## WORK TO BE COMPLETED
Each line that holds the word "Tidigare" should be returned.

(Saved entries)
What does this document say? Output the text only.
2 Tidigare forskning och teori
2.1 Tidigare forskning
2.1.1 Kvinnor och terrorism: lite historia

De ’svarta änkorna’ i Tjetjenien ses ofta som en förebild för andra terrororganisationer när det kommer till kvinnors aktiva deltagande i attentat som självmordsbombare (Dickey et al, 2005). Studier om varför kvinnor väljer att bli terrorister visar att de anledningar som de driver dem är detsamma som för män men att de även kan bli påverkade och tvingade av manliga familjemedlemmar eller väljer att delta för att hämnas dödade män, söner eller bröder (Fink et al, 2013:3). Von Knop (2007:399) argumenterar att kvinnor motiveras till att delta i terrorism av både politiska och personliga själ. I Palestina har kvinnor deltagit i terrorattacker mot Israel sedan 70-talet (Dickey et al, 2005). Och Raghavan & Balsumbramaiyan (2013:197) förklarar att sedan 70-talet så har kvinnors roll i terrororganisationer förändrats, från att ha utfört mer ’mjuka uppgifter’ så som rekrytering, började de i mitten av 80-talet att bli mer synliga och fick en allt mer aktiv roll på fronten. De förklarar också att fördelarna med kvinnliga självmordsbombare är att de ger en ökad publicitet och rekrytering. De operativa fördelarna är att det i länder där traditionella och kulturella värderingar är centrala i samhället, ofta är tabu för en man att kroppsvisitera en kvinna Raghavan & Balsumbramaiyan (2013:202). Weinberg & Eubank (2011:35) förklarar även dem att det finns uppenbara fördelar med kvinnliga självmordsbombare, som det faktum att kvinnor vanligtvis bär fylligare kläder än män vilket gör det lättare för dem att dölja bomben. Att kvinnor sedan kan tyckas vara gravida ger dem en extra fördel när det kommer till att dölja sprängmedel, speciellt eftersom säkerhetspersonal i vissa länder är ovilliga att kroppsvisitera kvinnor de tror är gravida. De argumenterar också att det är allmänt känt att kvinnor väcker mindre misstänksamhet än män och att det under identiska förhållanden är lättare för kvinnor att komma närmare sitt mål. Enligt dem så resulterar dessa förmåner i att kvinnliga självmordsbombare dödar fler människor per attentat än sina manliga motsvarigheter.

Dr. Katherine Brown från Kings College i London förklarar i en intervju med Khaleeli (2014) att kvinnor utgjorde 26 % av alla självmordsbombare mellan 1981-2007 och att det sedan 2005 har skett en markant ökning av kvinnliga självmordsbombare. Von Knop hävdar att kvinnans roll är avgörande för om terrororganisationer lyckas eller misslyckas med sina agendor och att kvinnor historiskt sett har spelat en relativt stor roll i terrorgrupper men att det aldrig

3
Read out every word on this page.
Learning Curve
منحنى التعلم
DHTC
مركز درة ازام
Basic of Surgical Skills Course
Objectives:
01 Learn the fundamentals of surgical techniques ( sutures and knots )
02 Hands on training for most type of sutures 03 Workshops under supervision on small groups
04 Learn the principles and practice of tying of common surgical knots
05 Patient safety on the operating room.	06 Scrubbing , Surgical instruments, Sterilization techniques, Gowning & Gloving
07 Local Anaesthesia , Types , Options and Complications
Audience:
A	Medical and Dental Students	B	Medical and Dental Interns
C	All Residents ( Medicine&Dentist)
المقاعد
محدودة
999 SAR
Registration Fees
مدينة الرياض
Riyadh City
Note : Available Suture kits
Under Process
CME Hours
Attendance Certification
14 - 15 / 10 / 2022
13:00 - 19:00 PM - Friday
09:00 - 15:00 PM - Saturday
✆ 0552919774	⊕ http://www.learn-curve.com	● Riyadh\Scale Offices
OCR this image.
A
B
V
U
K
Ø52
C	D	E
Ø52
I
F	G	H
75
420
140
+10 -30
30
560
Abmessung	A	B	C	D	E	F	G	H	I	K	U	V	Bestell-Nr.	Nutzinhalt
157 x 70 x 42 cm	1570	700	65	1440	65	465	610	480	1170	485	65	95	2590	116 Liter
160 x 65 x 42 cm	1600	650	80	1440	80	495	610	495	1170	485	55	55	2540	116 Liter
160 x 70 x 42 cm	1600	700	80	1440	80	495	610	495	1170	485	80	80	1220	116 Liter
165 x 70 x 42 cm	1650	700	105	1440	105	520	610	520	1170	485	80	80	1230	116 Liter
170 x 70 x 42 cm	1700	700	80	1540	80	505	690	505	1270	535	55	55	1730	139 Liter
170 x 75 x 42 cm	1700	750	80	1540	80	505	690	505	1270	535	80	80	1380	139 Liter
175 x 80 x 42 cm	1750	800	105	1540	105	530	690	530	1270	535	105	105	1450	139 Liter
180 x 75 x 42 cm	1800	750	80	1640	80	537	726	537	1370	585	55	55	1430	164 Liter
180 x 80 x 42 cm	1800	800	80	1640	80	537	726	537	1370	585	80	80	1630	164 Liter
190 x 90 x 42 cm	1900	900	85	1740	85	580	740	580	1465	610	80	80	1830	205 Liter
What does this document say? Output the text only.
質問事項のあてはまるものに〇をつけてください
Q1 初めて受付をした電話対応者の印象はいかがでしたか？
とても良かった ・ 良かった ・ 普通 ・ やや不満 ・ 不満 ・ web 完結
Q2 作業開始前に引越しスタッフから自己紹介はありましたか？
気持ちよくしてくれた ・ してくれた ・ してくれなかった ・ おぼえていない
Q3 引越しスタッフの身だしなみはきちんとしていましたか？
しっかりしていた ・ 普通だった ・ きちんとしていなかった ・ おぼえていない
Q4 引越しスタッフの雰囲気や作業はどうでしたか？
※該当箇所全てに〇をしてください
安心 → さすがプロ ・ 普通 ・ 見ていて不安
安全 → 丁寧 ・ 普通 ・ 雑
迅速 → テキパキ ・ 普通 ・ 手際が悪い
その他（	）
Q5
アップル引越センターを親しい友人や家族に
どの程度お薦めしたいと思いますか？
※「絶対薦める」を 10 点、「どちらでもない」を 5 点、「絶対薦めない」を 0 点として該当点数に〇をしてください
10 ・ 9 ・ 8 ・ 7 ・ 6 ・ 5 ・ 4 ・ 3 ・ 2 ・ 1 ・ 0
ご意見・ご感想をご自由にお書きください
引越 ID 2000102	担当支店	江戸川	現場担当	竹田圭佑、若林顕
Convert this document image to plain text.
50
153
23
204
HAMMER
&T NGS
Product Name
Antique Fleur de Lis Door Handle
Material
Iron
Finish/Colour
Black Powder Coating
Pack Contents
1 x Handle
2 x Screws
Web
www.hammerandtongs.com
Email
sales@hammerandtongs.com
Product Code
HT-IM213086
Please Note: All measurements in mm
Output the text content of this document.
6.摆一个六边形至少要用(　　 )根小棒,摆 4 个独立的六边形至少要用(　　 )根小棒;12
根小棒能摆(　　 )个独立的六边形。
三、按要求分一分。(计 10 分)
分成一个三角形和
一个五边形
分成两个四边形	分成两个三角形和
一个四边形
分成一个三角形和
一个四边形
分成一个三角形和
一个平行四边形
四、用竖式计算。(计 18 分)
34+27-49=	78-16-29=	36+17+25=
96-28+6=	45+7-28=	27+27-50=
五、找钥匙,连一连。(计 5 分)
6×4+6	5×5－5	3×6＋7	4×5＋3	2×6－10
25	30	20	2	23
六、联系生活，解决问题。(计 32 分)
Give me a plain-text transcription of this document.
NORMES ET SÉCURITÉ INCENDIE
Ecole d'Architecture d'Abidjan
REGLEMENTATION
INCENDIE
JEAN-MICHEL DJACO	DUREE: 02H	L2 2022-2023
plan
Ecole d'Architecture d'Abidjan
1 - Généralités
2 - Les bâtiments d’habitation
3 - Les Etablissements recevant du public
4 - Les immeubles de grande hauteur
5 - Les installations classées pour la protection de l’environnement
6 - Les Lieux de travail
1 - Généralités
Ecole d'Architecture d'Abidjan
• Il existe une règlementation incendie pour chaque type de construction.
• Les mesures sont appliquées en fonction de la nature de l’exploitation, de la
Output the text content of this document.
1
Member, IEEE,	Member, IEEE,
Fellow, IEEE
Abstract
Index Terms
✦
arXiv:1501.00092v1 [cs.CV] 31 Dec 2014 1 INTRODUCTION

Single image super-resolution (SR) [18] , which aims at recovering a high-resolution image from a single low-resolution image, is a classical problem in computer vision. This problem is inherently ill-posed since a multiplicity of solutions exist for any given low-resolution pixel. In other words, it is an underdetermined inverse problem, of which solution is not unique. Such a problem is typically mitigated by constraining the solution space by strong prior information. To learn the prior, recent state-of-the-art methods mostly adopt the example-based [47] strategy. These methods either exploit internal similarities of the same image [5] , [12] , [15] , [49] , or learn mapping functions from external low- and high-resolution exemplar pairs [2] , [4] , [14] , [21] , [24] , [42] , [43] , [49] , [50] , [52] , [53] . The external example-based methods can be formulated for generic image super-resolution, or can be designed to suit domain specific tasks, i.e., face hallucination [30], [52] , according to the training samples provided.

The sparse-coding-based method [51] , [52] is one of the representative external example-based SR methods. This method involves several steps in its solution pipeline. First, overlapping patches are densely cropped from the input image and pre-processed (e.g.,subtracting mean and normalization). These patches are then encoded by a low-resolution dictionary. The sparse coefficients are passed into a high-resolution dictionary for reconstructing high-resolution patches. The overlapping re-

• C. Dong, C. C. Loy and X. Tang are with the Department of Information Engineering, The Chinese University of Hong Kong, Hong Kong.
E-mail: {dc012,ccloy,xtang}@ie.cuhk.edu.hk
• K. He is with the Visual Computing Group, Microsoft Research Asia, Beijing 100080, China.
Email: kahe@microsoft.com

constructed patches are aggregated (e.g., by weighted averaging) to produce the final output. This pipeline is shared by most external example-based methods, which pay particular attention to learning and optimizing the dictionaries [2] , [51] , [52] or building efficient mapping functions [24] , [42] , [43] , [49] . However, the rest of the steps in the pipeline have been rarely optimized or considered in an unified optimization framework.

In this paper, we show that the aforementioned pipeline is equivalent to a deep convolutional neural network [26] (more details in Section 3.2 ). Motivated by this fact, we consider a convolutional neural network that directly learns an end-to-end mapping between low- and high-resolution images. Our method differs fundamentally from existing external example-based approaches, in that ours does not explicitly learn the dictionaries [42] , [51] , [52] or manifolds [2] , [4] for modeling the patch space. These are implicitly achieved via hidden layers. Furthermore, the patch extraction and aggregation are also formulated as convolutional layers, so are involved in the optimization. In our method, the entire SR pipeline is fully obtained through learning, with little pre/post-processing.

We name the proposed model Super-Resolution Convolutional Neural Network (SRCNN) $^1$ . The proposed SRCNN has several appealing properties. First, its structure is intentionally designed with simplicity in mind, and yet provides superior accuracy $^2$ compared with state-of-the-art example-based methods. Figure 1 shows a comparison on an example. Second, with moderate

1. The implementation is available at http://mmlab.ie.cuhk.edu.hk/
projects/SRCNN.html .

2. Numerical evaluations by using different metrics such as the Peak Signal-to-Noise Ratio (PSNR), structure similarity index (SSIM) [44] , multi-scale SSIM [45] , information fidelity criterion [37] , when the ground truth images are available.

## ANSWER TO THE EXERCISE
2 Tidigare forskning och teori
2.1 Tidigare forskning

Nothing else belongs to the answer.